**Do this:** Copy each line of the data below with the word "JSON".

[Records]
■ ■ ■ ■ ■
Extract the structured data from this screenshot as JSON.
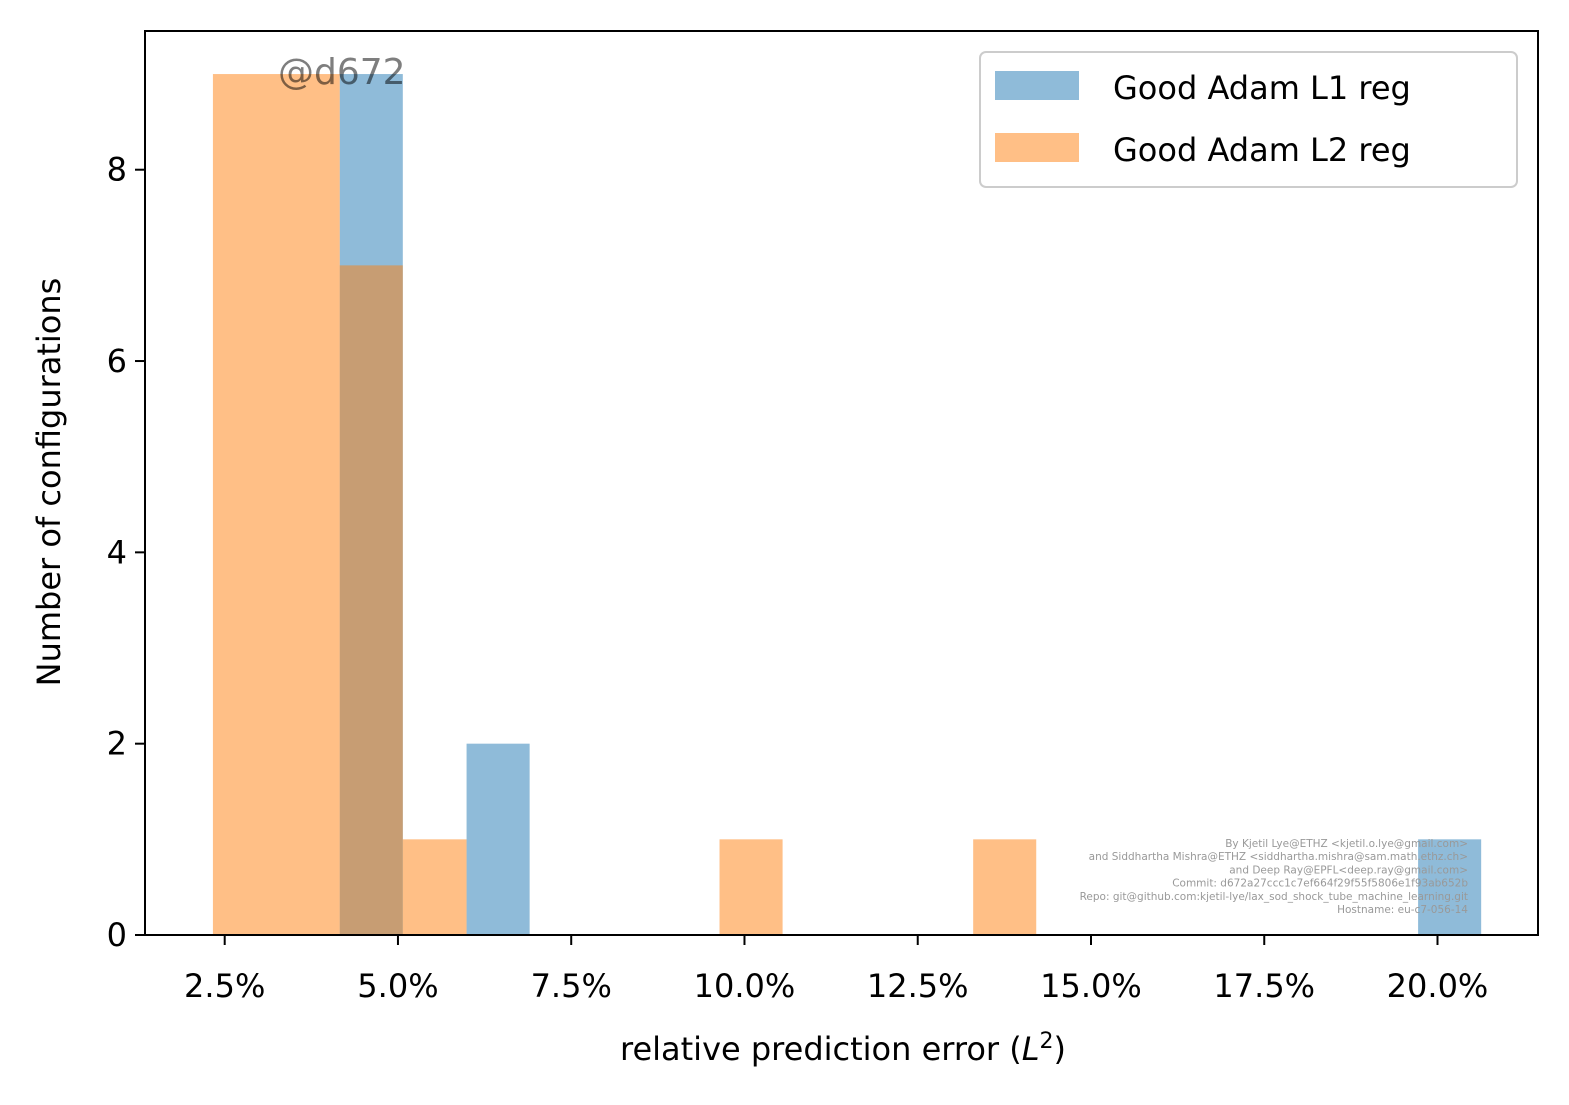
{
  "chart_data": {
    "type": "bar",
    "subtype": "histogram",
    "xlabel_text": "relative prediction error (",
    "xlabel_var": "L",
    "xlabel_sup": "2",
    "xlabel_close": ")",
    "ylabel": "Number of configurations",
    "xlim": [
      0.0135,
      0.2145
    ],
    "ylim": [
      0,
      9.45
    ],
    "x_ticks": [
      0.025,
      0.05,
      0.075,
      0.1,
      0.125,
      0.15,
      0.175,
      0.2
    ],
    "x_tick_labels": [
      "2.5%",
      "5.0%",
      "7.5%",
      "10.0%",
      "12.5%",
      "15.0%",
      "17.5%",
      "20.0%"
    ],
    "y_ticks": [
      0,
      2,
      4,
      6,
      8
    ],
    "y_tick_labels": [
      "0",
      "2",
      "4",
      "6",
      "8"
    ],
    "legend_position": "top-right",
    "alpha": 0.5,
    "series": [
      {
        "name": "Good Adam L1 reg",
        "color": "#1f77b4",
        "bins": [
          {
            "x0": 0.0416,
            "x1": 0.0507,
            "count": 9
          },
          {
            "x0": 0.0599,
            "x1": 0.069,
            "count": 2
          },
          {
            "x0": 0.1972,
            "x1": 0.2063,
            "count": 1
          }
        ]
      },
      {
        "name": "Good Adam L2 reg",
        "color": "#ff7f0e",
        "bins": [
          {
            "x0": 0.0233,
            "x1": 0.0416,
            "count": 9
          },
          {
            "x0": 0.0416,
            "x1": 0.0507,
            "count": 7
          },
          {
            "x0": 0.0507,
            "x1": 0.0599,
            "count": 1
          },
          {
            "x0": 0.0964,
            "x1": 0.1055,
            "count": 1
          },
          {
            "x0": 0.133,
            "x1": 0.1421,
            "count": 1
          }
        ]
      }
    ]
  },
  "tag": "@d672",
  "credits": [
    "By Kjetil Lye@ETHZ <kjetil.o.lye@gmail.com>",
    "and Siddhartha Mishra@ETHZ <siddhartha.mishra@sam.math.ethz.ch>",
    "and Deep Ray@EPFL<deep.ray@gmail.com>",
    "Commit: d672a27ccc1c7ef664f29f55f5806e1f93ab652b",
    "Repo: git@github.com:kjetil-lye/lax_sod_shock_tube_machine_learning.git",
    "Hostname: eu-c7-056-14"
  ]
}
■ ■ ■ ■ ■
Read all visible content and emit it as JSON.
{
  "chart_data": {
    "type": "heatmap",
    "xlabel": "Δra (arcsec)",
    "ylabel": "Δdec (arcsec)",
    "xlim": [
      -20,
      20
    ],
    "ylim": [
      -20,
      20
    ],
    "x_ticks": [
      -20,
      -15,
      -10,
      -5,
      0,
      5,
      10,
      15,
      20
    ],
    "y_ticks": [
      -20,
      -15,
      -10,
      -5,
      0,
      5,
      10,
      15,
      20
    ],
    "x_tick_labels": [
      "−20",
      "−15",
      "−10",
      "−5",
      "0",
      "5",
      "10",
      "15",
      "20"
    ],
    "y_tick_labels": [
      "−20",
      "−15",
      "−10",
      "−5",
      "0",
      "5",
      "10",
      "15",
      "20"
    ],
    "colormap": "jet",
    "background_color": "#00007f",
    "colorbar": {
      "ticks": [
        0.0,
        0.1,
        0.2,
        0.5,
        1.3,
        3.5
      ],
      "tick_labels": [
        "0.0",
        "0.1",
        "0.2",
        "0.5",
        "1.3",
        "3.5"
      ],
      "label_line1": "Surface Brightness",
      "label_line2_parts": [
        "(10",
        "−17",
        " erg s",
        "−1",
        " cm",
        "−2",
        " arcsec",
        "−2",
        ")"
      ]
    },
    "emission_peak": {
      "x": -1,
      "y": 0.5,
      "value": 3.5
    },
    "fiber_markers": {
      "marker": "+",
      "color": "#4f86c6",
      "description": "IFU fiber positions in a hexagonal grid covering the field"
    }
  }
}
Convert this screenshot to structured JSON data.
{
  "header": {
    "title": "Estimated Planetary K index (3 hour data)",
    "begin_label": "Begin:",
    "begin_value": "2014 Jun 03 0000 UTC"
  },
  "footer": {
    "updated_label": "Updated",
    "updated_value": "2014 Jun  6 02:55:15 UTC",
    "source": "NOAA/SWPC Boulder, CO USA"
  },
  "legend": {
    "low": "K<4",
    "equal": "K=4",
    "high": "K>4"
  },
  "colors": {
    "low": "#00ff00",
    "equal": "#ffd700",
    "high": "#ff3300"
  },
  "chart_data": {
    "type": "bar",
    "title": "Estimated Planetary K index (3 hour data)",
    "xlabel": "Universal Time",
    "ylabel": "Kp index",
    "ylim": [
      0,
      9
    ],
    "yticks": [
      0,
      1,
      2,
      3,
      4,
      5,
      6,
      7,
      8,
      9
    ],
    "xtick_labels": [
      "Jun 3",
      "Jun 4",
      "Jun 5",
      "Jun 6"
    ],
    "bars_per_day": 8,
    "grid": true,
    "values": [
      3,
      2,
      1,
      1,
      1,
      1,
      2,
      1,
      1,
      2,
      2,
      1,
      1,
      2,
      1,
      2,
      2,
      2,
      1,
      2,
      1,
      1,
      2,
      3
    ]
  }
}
■ ■ ■ ■ ■
**Complete output:**
Extract the structured data from this screenshot as JSON.
Read all visible content and emit it as JSON.
Convert this screenshot to structured JSON data.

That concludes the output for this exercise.